▶ WHAT THE TASK ASKS
Locate each line in the data below that contains the string "Settings" and copy those lines out. Uppercase and lowercase letters must match.

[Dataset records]
========================================================================

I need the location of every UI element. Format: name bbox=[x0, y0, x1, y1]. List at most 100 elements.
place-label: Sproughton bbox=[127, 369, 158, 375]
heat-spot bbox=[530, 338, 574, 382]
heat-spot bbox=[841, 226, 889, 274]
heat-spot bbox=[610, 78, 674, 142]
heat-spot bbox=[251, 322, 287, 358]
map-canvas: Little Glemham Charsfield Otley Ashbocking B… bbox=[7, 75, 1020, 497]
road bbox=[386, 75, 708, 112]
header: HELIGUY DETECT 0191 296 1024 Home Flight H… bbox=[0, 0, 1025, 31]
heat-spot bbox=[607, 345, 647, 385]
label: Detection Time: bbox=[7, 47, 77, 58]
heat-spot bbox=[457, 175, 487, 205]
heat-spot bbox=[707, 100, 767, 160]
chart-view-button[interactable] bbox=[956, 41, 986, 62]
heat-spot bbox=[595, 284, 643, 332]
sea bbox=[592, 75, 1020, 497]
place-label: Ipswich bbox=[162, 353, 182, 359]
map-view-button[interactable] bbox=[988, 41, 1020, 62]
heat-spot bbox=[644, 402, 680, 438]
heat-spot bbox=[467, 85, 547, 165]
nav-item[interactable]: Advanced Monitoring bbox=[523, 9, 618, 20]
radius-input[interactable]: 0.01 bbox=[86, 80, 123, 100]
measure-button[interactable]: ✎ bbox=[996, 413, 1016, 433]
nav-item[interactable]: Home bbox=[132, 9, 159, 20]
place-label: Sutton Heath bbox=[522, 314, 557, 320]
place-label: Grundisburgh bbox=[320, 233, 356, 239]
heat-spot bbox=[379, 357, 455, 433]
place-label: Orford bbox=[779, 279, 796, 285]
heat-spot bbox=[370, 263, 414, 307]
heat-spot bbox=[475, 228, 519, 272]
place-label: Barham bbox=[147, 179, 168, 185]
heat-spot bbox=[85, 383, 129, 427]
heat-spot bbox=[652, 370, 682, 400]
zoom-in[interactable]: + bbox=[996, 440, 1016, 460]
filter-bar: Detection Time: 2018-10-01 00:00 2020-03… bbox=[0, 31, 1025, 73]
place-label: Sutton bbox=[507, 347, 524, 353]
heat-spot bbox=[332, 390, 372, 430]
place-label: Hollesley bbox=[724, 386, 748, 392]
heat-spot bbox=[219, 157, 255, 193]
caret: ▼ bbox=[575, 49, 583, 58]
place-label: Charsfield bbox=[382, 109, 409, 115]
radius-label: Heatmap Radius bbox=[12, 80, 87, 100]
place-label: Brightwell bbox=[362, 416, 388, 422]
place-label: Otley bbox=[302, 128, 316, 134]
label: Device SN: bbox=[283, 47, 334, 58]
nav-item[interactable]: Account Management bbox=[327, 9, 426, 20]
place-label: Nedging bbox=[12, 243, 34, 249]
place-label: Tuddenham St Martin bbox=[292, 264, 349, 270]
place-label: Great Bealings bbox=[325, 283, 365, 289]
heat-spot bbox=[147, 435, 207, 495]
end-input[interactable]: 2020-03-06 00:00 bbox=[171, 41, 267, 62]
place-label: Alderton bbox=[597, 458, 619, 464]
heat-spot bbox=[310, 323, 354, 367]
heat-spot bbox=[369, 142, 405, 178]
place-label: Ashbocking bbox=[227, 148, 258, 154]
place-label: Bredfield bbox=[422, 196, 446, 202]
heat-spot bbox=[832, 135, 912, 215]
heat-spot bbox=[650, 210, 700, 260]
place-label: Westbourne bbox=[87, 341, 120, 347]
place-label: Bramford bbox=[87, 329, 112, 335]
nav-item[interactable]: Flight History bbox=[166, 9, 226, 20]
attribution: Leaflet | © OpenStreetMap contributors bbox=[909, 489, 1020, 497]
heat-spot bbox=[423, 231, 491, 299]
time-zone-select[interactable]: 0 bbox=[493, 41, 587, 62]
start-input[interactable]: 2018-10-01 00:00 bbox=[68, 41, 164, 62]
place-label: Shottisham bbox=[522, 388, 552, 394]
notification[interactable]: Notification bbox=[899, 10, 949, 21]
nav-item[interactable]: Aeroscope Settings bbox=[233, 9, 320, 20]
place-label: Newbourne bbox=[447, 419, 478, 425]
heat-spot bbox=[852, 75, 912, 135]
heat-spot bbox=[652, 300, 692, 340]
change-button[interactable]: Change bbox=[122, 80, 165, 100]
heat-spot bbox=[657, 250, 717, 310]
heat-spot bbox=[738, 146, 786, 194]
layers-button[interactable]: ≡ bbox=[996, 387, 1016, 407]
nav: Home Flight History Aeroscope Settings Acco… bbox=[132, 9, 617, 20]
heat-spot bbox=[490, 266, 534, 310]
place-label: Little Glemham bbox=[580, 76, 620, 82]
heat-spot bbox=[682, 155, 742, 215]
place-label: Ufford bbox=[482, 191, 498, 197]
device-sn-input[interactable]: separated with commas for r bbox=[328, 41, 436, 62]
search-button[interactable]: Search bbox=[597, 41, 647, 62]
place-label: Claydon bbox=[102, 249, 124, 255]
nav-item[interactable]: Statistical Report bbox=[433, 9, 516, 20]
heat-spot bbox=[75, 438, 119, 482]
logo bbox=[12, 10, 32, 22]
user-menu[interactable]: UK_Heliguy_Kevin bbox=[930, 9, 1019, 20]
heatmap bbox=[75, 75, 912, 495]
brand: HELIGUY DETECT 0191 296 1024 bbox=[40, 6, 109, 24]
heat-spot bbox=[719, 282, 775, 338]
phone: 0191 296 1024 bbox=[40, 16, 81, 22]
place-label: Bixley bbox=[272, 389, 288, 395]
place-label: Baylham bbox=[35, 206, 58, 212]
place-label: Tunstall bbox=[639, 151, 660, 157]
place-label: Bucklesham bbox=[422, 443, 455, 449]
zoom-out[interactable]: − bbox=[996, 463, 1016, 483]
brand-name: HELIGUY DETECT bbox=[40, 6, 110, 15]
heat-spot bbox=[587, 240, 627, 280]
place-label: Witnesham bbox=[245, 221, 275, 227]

========================================================================

▶ ANSWER FOR THE TASK
nav-item[interactable]: Aeroscope Settings bbox=[233, 9, 320, 20]
nav: Home Flight History Aeroscope Settings Acco… bbox=[132, 9, 617, 20]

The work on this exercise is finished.